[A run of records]
-----
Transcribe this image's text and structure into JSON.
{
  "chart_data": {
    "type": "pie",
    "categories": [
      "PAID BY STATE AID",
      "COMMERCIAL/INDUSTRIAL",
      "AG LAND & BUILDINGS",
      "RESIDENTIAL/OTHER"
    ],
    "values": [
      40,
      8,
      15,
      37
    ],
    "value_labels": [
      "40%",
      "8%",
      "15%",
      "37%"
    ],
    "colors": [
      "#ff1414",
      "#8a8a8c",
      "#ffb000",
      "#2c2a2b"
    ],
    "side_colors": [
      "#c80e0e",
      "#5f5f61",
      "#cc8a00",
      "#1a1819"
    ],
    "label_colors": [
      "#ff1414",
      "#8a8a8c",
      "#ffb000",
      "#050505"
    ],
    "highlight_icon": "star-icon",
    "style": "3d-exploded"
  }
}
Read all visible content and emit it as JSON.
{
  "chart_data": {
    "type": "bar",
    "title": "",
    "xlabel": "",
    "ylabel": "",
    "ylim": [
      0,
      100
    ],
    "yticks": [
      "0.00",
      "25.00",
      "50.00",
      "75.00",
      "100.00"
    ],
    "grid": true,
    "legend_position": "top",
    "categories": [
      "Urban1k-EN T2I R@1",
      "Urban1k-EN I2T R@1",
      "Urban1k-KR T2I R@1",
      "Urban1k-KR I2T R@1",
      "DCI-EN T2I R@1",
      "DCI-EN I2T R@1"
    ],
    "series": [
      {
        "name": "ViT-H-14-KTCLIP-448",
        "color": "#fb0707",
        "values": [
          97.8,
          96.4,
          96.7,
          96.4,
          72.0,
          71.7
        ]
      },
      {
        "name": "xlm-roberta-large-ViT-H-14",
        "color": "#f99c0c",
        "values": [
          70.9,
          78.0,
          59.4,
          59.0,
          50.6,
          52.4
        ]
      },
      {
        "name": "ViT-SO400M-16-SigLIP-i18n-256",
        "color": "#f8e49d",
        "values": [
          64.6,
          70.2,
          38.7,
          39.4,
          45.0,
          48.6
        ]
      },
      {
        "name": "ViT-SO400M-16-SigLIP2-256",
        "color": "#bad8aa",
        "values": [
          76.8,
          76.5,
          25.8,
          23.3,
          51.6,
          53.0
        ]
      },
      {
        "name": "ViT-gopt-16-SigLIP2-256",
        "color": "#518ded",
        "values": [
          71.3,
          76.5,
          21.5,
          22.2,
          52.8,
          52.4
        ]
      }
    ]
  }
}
-----
▶ [TASK PROMPT]: Report how many lines include the word "name". Give nothing but the number.

▶ [WRITTEN REPLY]: 5